» **Exercise**:
All entries must be repeated exactly; do not include the pictures.

» **Records for processing**:
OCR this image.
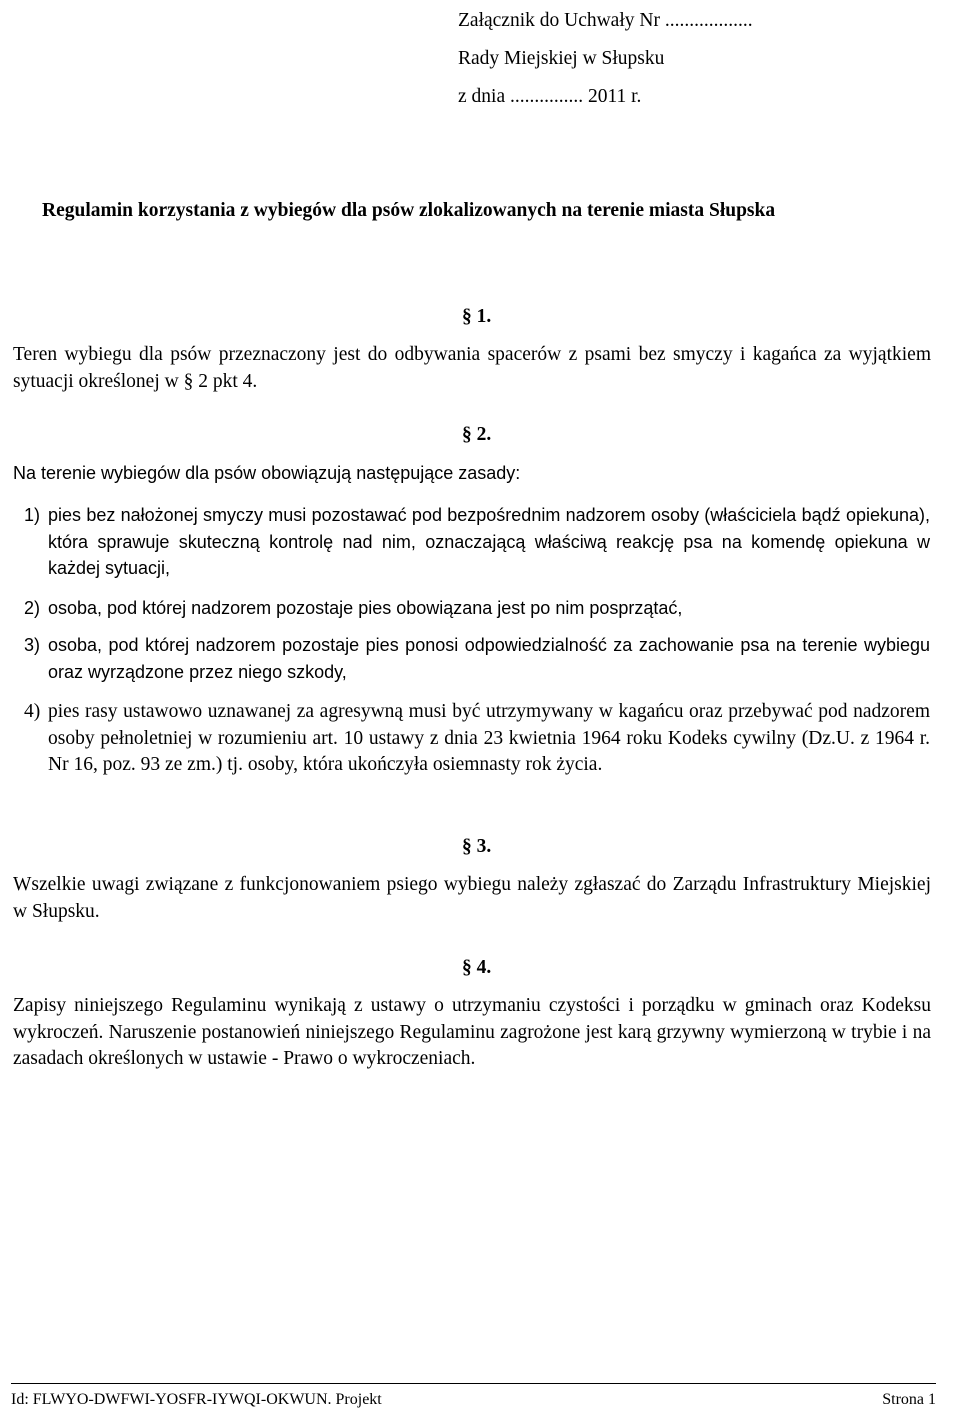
Załącznik do Uchwały Nr ..................
Rady Miejskiej w Słupsku
z dnia ............... 2011 r.
Regulamin korzystania z wybiegów dla psów zlokalizowanych na terenie miasta Słupska
§ 1.
Teren wybiegu dla psów przeznaczony jest do odbywania spacerów z psami bez smyczy i kagańca za wyjątkiem sytuacji określonej w § 2 pkt 4.
§ 2.
Na terenie wybiegów dla psów obowiązują następujące zasady:
1) pies bez nałożonej smyczy musi pozostawać pod bezpośrednim nadzorem osoby (właściciela bądź opiekuna), która sprawuje skuteczną kontrolę nad nim, oznaczającą właściwą reakcję psa na komendę opiekuna w każdej sytuacji,
2) osoba, pod której nadzorem pozostaje pies obowiązana jest po nim posprzątać,
3) osoba, pod której nadzorem pozostaje pies ponosi odpowiedzialność za zachowanie psa na terenie wybiegu oraz wyrządzone przez niego szkody,
4) pies rasy ustawowo uznawanej za agresywną musi być utrzymywany w kagańcu oraz przebywać pod nadzorem osoby pełnoletniej w rozumieniu art. 10 ustawy z dnia 23 kwietnia 1964 roku Kodeks cywilny (Dz.U. z 1964 r. Nr 16, poz. 93 ze zm.) tj. osoby, która ukończyła osiemnasty rok życia.
§ 3.
Wszelkie uwagi związane z funkcjonowaniem psiego wybiegu należy zgłaszać do Zarządu Infrastruktury Miejskiej w Słupsku.
§ 4.
Zapisy niniejszego Regulaminu wynikają z ustawy o utrzymaniu czystości i porządku w gminach oraz Kodeksu wykroczeń. Naruszenie postanowień niniejszego Regulaminu zagrożone jest karą grzywny wymierzoną w trybie i na zasadach określonych w ustawie - Prawo o wykroczeniach.
Id: FLWYO-DWFWI-YOSFR-IYWQI-OKWUN. Projekt	Strona 1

» **Exercise response**:
OCR this image.
Załącznik do Uchwały Nr ..................
Rady Miejskiej w Słupsku
z dnia ............... 2011 r.
Regulamin korzystania z wybiegów dla psów zlokalizowanych na terenie miasta Słupska
§ 1.
Teren wybiegu dla psów przeznaczony jest do odbywania spacerów z psami bez smyczy i kagańca za wyjątkiem sytuacji określonej w § 2 pkt 4.
§ 2.
Na terenie wybiegów dla psów obowiązują następujące zasady:
1) pies bez nałożonej smyczy musi pozostawać pod bezpośrednim nadzorem osoby (właściciela bądź opiekuna), która sprawuje skuteczną kontrolę nad nim, oznaczającą właściwą reakcję psa na komendę opiekuna w każdej sytuacji,
2) osoba, pod której nadzorem pozostaje pies obowiązana jest po nim posprzątać,
3) osoba, pod której nadzorem pozostaje pies ponosi odpowiedzialność za zachowanie psa na terenie wybiegu oraz wyrządzone przez niego szkody,
4) pies rasy ustawowo uznawanej za agresywną musi być utrzymywany w kagańcu oraz przebywać pod nadzorem osoby pełnoletniej w rozumieniu art. 10 ustawy z dnia 23 kwietnia 1964 roku Kodeks cywilny (Dz.U. z 1964 r. Nr 16, poz. 93 ze zm.) tj. osoby, która ukończyła osiemnasty rok życia.
§ 3.
Wszelkie uwagi związane z funkcjonowaniem psiego wybiegu należy zgłaszać do Zarządu Infrastruktury Miejskiej w Słupsku.
§ 4.
Zapisy niniejszego Regulaminu wynikają z ustawy o utrzymaniu czystości i porządku w gminach oraz Kodeksu wykroczeń. Naruszenie postanowień niniejszego Regulaminu zagrożone jest karą grzywny wymierzoną w trybie i na zasadach określonych w ustawie - Prawo o wykroczeniach.
Id: FLWYO-DWFWI-YOSFR-IYWQI-OKWUN. Projekt	Strona 1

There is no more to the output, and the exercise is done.